## BEGIN

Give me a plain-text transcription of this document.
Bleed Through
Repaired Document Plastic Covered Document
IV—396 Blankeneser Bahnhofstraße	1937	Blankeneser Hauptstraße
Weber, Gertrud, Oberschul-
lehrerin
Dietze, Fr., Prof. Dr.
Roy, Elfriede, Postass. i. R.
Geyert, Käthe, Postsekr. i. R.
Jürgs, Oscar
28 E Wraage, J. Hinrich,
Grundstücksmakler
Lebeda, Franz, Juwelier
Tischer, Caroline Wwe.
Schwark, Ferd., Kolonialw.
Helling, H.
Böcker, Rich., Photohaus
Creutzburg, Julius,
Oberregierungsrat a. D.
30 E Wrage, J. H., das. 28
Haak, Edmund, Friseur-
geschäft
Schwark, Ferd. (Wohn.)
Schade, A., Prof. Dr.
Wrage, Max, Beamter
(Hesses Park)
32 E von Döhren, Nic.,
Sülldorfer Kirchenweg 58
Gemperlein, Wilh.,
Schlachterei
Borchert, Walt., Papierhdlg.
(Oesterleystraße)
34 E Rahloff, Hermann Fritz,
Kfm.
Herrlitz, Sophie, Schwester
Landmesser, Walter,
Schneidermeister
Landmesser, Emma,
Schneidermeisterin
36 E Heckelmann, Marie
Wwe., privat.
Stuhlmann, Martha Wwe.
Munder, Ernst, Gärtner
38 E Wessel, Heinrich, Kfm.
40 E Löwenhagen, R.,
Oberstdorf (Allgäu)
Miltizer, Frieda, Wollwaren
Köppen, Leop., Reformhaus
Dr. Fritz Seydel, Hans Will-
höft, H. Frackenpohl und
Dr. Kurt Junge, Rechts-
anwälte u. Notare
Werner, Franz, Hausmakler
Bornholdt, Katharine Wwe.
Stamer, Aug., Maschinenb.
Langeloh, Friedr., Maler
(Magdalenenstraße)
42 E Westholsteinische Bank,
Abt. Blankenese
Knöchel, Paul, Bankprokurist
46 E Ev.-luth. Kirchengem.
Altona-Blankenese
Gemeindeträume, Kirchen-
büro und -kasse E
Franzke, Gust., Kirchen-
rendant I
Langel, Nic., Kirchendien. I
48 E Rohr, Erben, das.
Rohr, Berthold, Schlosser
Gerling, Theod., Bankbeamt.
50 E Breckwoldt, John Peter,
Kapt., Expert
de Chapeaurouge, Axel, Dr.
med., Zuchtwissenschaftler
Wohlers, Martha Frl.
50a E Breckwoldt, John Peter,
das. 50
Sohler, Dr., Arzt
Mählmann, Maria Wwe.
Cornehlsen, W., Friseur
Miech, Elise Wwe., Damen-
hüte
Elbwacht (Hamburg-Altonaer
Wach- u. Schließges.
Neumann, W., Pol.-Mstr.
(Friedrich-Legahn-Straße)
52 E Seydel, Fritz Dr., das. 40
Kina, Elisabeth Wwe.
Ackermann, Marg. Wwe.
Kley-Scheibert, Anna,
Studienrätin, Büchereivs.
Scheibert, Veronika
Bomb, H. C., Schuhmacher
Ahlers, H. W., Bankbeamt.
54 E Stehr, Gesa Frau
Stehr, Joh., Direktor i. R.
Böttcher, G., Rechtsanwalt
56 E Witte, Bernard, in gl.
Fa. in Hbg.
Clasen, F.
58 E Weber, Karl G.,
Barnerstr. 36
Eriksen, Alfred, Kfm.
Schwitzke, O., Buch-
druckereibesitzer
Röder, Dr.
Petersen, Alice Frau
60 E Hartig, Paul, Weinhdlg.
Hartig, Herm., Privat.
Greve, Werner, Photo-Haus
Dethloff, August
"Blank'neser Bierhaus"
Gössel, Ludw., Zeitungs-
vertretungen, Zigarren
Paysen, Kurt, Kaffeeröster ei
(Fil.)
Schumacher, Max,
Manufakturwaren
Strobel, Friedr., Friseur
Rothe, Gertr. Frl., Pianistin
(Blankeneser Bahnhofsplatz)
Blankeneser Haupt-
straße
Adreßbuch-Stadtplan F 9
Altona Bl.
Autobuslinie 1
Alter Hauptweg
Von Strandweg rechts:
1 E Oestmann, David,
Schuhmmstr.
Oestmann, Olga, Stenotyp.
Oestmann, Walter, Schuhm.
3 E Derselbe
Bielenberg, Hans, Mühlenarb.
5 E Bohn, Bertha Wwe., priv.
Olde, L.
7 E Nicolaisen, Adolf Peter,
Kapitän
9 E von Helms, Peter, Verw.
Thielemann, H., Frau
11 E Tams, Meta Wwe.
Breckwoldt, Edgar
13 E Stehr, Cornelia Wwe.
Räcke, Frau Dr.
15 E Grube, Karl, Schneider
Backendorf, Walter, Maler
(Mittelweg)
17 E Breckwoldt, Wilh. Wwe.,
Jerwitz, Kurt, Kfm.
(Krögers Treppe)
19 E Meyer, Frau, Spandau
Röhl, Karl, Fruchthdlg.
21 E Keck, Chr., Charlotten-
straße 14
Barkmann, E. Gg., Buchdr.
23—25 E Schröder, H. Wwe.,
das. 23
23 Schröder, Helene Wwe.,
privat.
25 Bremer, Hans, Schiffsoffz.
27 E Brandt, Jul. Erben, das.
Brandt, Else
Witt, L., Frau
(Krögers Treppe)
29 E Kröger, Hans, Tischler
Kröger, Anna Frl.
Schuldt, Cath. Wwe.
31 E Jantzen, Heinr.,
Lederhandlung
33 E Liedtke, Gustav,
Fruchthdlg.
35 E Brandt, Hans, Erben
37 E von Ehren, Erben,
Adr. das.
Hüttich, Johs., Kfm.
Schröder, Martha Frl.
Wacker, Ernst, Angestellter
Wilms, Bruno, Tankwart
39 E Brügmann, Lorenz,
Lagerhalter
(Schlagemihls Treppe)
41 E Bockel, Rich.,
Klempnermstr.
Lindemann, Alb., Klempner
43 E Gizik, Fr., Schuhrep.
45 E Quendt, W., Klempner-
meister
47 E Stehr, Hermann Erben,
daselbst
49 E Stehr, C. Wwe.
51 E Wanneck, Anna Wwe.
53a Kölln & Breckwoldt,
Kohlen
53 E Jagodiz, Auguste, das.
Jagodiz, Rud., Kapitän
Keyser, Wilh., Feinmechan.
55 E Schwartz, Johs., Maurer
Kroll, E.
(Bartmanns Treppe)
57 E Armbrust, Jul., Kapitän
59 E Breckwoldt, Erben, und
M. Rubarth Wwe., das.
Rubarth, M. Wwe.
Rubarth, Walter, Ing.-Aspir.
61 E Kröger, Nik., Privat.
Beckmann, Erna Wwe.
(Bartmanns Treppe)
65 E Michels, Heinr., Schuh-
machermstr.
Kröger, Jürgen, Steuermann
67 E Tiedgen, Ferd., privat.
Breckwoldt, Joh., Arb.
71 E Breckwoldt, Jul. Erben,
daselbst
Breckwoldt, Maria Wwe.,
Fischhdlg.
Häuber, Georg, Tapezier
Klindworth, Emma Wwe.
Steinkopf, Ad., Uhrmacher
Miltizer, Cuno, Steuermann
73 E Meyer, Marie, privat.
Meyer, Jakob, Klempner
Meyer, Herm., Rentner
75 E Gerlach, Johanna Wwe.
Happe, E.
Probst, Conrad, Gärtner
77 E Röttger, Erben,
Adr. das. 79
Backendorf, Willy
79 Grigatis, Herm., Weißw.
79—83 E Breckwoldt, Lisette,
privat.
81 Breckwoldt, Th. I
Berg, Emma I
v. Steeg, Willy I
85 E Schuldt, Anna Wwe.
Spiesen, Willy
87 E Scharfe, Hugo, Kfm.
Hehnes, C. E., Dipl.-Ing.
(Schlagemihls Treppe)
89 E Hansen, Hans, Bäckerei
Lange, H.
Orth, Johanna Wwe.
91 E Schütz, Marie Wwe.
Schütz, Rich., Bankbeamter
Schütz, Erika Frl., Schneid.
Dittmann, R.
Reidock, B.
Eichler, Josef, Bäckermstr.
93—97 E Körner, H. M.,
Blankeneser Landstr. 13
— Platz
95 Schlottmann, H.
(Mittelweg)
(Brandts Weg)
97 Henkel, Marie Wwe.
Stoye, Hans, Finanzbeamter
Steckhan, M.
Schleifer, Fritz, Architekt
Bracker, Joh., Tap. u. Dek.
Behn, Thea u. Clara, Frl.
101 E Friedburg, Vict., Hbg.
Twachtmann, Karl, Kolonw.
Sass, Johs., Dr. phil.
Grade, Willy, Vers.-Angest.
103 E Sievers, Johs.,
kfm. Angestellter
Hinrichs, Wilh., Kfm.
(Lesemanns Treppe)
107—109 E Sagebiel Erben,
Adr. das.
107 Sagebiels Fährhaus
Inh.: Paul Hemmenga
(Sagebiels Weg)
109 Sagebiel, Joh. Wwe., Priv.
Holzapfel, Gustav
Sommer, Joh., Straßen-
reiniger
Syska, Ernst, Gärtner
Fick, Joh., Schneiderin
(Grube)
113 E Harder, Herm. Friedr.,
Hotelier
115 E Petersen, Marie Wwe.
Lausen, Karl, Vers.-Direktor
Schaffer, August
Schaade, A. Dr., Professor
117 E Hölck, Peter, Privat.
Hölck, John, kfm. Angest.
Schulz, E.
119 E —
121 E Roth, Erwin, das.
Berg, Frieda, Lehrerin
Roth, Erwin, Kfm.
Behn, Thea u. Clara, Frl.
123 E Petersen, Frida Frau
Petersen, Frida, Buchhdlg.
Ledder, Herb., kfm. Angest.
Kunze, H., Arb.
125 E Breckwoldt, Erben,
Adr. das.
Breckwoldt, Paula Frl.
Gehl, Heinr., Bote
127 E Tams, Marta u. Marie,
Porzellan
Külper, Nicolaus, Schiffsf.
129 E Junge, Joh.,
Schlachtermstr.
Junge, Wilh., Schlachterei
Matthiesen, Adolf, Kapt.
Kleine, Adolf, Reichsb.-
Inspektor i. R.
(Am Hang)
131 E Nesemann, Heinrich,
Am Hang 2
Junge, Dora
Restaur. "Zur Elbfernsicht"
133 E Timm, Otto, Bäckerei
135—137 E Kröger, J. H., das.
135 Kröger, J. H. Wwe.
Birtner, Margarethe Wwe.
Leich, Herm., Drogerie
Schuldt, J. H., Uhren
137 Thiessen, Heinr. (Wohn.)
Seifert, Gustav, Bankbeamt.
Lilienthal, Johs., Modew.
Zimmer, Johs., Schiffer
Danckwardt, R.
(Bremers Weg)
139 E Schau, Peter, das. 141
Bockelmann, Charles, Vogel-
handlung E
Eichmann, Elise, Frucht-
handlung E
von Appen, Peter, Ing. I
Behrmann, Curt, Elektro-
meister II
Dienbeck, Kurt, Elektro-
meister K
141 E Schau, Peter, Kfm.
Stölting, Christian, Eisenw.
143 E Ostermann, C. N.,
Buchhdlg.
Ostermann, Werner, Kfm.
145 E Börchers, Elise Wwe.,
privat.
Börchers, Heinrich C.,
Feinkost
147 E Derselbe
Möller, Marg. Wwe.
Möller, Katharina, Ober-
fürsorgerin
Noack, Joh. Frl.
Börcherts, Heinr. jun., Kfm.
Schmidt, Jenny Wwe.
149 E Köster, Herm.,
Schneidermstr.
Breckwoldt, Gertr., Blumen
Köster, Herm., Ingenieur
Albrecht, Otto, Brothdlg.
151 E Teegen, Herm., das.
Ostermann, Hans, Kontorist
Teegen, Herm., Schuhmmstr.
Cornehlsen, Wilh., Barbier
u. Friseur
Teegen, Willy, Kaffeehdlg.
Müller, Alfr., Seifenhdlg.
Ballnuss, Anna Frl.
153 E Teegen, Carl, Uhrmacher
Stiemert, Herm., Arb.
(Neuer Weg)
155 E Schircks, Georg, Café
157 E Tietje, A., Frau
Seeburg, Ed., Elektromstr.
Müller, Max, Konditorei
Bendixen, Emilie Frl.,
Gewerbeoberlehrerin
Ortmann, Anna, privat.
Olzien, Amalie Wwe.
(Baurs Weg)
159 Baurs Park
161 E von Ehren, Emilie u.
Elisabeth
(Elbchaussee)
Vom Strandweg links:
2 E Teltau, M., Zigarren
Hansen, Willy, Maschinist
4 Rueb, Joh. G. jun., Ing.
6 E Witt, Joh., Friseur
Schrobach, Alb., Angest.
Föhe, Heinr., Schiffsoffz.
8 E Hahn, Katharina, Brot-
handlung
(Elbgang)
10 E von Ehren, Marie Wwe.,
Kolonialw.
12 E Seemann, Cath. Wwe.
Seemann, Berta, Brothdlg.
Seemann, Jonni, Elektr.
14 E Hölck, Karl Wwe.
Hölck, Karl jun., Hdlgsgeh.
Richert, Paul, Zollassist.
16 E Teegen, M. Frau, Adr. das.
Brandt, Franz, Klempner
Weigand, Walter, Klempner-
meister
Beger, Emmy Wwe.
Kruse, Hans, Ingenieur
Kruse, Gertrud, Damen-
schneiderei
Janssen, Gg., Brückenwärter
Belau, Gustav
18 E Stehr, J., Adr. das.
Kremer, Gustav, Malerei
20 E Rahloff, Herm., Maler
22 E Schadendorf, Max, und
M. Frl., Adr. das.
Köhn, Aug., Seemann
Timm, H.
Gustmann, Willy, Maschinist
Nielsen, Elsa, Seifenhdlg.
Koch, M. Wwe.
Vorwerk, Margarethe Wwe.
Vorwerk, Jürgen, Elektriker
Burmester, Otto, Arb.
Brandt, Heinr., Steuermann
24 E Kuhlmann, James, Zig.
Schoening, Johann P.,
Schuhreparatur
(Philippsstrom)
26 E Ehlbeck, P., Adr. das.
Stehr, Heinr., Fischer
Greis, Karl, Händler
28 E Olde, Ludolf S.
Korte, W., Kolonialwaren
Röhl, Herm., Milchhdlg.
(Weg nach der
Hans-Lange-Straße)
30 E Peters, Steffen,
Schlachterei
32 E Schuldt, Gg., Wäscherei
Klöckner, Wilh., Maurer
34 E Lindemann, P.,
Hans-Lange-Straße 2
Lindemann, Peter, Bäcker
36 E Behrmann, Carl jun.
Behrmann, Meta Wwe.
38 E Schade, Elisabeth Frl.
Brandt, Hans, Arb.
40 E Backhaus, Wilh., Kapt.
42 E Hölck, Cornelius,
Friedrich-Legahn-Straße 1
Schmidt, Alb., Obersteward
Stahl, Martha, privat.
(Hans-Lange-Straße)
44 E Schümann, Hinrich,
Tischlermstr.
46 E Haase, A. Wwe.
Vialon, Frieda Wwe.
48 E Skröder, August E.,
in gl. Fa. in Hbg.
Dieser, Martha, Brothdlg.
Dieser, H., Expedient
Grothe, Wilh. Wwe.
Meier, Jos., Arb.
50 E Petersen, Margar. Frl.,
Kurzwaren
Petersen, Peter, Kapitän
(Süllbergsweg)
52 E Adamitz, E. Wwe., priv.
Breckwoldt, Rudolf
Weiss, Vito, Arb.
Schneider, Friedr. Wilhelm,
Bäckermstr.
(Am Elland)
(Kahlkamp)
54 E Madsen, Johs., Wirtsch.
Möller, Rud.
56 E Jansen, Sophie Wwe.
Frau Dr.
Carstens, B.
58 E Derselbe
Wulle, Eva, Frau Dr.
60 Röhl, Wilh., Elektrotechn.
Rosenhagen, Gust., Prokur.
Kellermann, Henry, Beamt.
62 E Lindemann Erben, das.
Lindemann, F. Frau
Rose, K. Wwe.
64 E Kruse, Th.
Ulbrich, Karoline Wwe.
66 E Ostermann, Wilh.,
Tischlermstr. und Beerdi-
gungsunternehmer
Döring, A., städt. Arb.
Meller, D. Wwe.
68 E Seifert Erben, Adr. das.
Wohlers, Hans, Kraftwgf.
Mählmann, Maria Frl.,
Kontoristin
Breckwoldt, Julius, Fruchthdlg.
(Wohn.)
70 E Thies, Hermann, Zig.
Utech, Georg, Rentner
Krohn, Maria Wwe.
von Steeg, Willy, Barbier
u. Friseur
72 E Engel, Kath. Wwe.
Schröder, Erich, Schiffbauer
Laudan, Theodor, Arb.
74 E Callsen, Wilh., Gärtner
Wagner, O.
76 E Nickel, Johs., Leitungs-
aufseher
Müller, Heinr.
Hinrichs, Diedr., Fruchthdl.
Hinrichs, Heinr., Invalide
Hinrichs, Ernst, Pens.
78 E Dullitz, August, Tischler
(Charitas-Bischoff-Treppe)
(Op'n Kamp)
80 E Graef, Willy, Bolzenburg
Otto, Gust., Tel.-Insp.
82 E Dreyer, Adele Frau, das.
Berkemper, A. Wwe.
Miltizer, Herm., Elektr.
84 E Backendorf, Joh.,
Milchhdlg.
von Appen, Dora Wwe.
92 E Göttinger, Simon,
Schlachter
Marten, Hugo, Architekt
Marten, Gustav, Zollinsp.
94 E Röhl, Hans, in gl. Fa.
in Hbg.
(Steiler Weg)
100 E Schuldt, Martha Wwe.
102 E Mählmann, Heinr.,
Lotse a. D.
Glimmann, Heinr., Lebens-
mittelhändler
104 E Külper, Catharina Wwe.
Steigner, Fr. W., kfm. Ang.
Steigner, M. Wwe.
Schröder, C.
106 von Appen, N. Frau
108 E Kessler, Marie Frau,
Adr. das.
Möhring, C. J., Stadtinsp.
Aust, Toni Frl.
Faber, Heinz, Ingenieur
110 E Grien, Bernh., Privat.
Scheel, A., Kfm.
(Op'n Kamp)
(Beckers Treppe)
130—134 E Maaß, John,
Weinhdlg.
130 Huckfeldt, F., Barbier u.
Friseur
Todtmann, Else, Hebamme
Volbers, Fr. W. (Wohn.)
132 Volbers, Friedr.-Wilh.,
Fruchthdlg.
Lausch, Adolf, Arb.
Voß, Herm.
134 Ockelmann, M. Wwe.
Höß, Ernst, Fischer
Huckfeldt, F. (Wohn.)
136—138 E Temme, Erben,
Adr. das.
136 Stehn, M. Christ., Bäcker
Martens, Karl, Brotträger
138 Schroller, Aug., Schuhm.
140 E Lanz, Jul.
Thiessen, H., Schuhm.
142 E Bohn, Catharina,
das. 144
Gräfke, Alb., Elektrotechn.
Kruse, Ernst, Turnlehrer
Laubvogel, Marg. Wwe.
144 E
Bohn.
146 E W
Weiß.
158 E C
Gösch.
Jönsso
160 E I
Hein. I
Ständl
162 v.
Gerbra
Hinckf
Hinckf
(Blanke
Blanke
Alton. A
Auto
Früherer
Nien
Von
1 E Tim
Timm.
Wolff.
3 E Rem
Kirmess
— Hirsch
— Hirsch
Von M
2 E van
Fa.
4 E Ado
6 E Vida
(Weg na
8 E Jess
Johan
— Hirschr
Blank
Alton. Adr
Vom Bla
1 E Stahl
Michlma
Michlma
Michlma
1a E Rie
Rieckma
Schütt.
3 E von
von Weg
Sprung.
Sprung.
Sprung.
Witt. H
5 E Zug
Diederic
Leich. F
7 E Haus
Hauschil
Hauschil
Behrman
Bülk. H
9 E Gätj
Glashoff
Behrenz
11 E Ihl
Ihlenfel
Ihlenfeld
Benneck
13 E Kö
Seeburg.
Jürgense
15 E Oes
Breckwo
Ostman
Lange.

## END

▶ _Objective_
Report back each line of the entries that holds the string "Willy".

▶ _Result for this exercise_
Backendorf, Willy
v. Steeg, Willy I
Spiesen, Willy
Grade, Willy, Vers.-Angest.
Teegen, Willy, Kaffeehdlg.
Hansen, Willy, Maschinist
Gustmann, Willy, Maschinist
von Steeg, Willy, Barbier
80 E Graef, Willy, Bolzenburg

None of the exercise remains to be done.